## INFORMATION SUPPLIED
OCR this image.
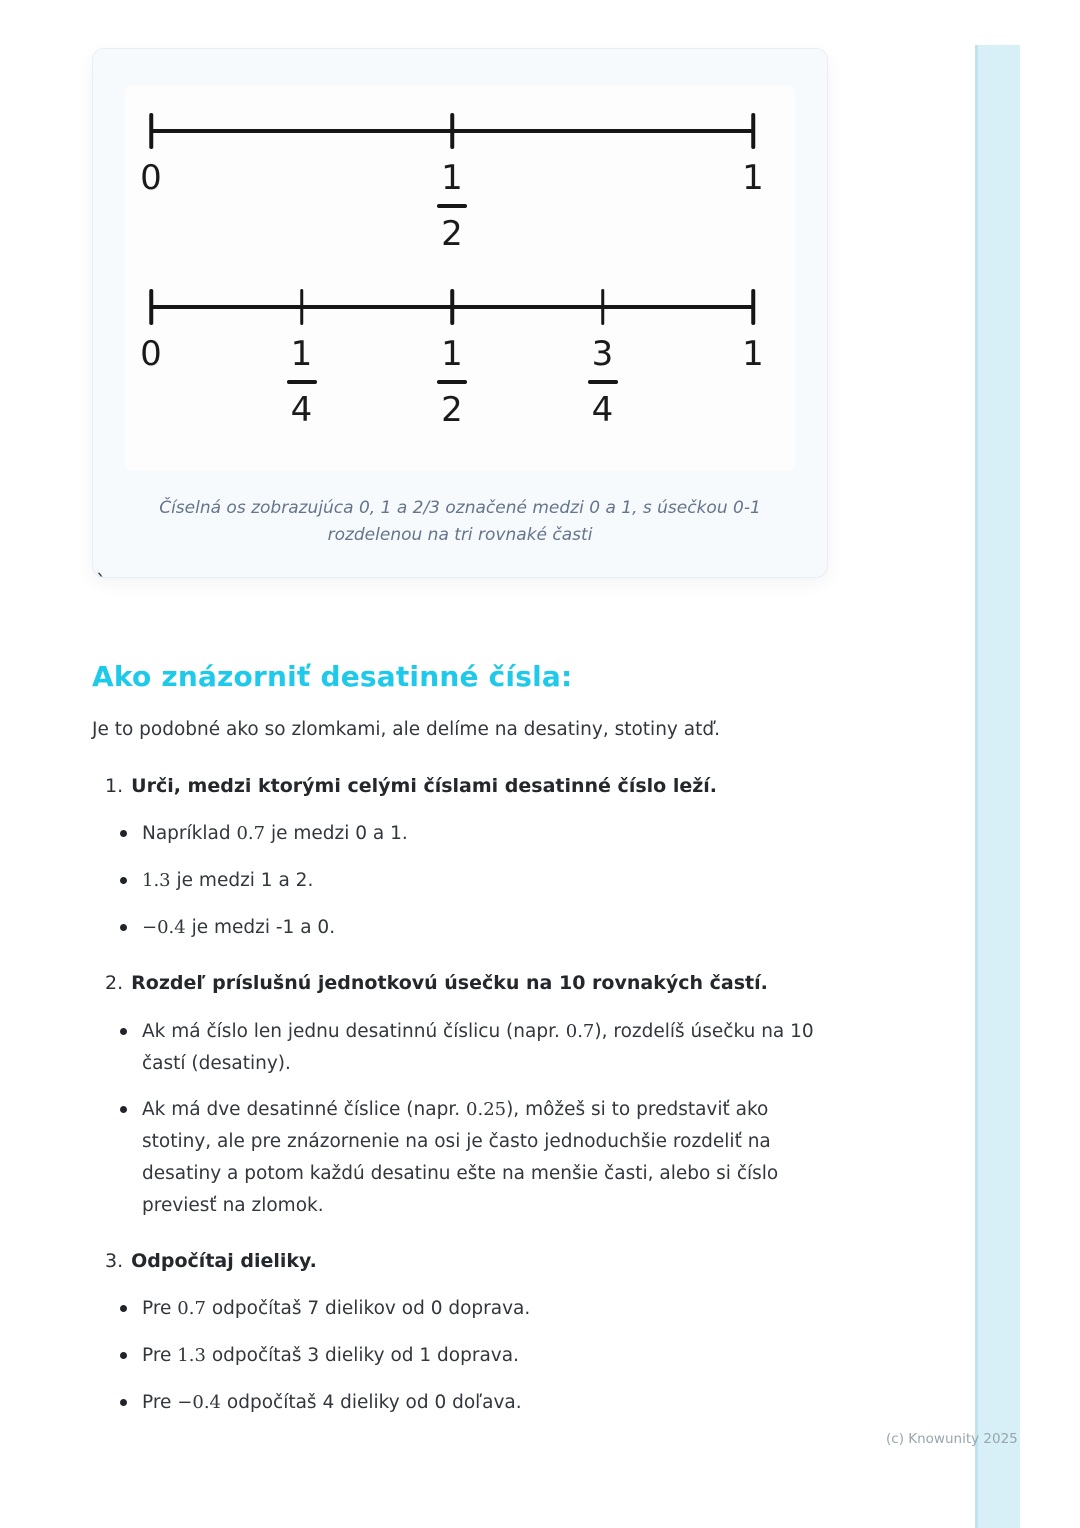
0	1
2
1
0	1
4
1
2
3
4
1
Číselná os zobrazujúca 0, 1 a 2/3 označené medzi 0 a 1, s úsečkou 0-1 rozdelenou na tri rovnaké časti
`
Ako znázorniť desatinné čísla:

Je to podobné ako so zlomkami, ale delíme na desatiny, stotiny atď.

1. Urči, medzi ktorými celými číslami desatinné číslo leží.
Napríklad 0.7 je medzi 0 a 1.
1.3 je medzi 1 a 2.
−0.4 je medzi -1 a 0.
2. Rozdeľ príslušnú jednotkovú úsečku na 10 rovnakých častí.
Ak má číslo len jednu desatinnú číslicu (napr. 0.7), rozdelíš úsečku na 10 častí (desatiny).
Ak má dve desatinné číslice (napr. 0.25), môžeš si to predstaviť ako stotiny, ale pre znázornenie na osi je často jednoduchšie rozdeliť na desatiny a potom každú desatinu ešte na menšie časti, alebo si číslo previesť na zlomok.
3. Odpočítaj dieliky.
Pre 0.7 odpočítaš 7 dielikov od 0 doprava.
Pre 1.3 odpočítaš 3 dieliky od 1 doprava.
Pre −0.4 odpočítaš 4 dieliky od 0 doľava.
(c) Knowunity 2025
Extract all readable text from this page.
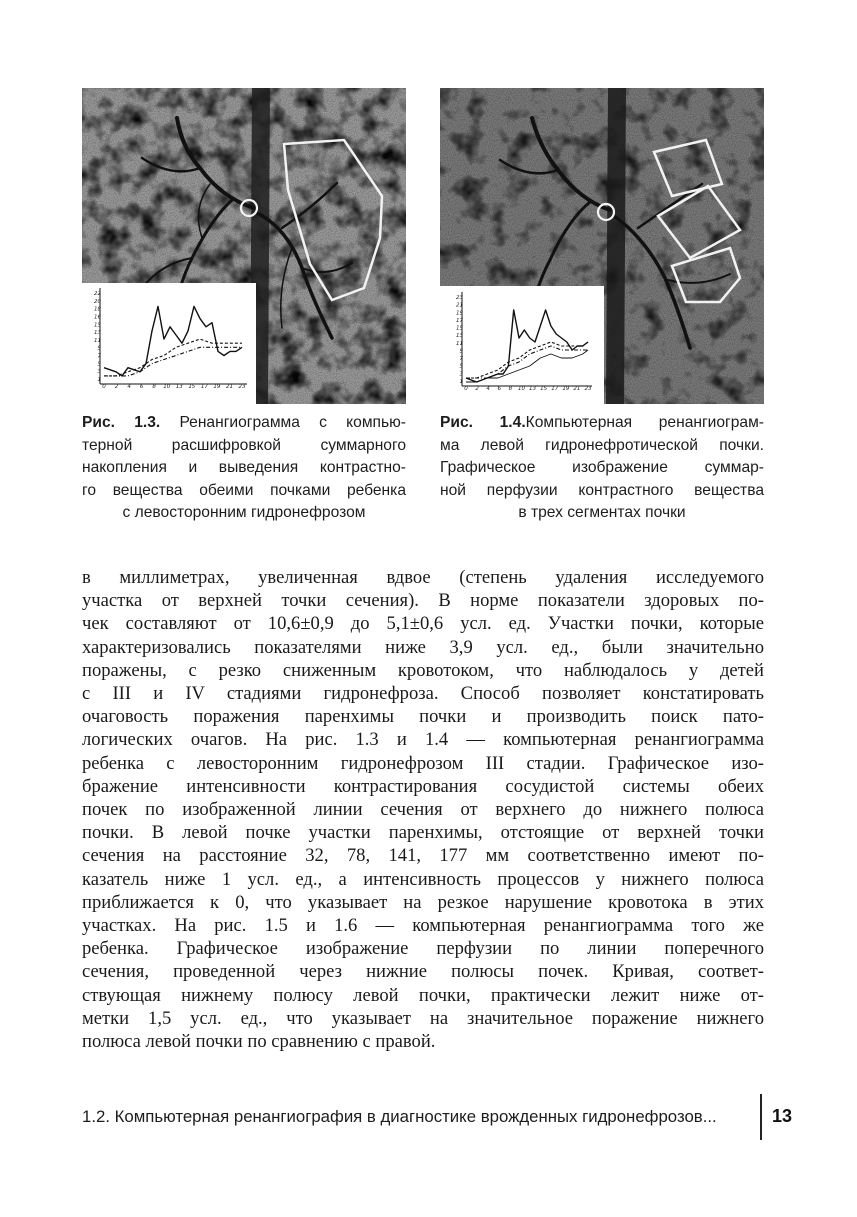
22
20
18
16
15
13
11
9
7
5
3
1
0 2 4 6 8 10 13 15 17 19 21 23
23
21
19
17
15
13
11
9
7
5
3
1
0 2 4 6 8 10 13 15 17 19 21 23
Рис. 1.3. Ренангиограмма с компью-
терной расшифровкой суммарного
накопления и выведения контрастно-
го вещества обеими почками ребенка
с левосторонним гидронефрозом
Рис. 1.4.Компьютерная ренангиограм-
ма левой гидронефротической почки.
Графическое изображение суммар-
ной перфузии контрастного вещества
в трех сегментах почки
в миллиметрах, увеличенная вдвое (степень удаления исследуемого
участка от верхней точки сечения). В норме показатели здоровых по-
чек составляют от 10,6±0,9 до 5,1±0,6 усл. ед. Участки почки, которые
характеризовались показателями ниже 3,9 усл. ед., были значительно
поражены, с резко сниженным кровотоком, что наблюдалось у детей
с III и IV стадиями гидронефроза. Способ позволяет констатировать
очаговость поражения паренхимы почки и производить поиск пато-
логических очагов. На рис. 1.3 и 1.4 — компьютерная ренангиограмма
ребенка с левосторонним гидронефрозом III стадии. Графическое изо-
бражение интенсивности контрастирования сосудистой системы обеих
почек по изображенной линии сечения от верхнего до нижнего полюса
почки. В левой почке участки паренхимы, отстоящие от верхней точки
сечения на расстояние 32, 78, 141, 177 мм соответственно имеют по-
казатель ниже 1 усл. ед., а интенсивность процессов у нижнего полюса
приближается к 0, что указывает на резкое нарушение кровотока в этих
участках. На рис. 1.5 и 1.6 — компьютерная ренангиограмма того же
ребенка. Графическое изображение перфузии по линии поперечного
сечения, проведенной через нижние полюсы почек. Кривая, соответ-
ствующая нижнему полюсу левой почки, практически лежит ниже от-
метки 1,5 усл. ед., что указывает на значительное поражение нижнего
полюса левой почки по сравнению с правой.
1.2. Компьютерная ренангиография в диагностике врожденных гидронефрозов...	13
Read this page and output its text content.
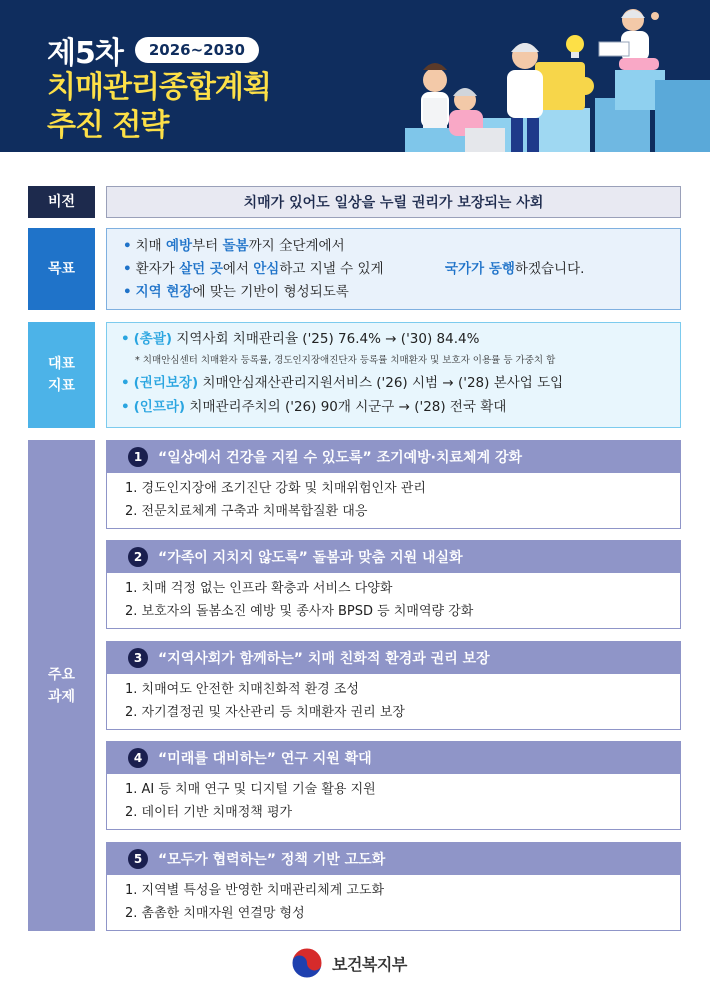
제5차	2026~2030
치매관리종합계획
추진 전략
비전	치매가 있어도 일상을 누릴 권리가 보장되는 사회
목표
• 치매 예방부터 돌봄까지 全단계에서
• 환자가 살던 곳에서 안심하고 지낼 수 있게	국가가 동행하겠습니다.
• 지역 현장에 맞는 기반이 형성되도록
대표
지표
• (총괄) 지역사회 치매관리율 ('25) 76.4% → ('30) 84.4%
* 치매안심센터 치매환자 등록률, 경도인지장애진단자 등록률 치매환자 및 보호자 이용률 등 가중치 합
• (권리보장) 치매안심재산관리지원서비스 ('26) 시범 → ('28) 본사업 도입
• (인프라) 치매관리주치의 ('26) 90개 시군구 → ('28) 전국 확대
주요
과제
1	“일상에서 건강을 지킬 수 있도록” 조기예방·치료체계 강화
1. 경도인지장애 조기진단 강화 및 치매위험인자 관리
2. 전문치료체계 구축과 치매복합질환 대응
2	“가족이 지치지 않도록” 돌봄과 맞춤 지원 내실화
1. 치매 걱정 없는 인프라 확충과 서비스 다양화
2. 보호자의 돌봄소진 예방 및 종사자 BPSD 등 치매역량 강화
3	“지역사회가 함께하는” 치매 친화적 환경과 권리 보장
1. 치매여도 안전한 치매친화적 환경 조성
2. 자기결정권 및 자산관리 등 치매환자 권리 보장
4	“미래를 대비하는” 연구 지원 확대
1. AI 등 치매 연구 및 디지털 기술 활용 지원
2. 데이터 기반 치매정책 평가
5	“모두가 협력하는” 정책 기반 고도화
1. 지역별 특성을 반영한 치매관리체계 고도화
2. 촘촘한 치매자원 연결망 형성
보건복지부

## WHAT IS REQUIRED
Quote verbatim every line starting at the line that contains "Read this page and output its text content." and ending with the last line of the records; omit all pictures.

## COMPLETED TASK
Read this page and output its text content.
제5차	2026~2030
치매관리종합계획
추진 전략
비전	치매가 있어도 일상을 누릴 권리가 보장되는 사회
목표
• 치매 예방부터 돌봄까지 全단계에서
• 환자가 살던 곳에서 안심하고 지낼 수 있게	국가가 동행하겠습니다.
• 지역 현장에 맞는 기반이 형성되도록
대표
지표
• (총괄) 지역사회 치매관리율 ('25) 76.4% → ('30) 84.4%
* 치매안심센터 치매환자 등록률, 경도인지장애진단자 등록률 치매환자 및 보호자 이용률 등 가중치 합
• (권리보장) 치매안심재산관리지원서비스 ('26) 시범 → ('28) 본사업 도입
• (인프라) 치매관리주치의 ('26) 90개 시군구 → ('28) 전국 확대
주요
과제
1	“일상에서 건강을 지킬 수 있도록” 조기예방·치료체계 강화
1. 경도인지장애 조기진단 강화 및 치매위험인자 관리
2. 전문치료체계 구축과 치매복합질환 대응
2	“가족이 지치지 않도록” 돌봄과 맞춤 지원 내실화
1. 치매 걱정 없는 인프라 확충과 서비스 다양화
2. 보호자의 돌봄소진 예방 및 종사자 BPSD 등 치매역량 강화
3	“지역사회가 함께하는” 치매 친화적 환경과 권리 보장
1. 치매여도 안전한 치매친화적 환경 조성
2. 자기결정권 및 자산관리 등 치매환자 권리 보장
4	“미래를 대비하는” 연구 지원 확대
1. AI 등 치매 연구 및 디지털 기술 활용 지원
2. 데이터 기반 치매정책 평가
5	“모두가 협력하는” 정책 기반 고도화
1. 지역별 특성을 반영한 치매관리체계 고도화
2. 촘촘한 치매자원 연결망 형성
보건복지부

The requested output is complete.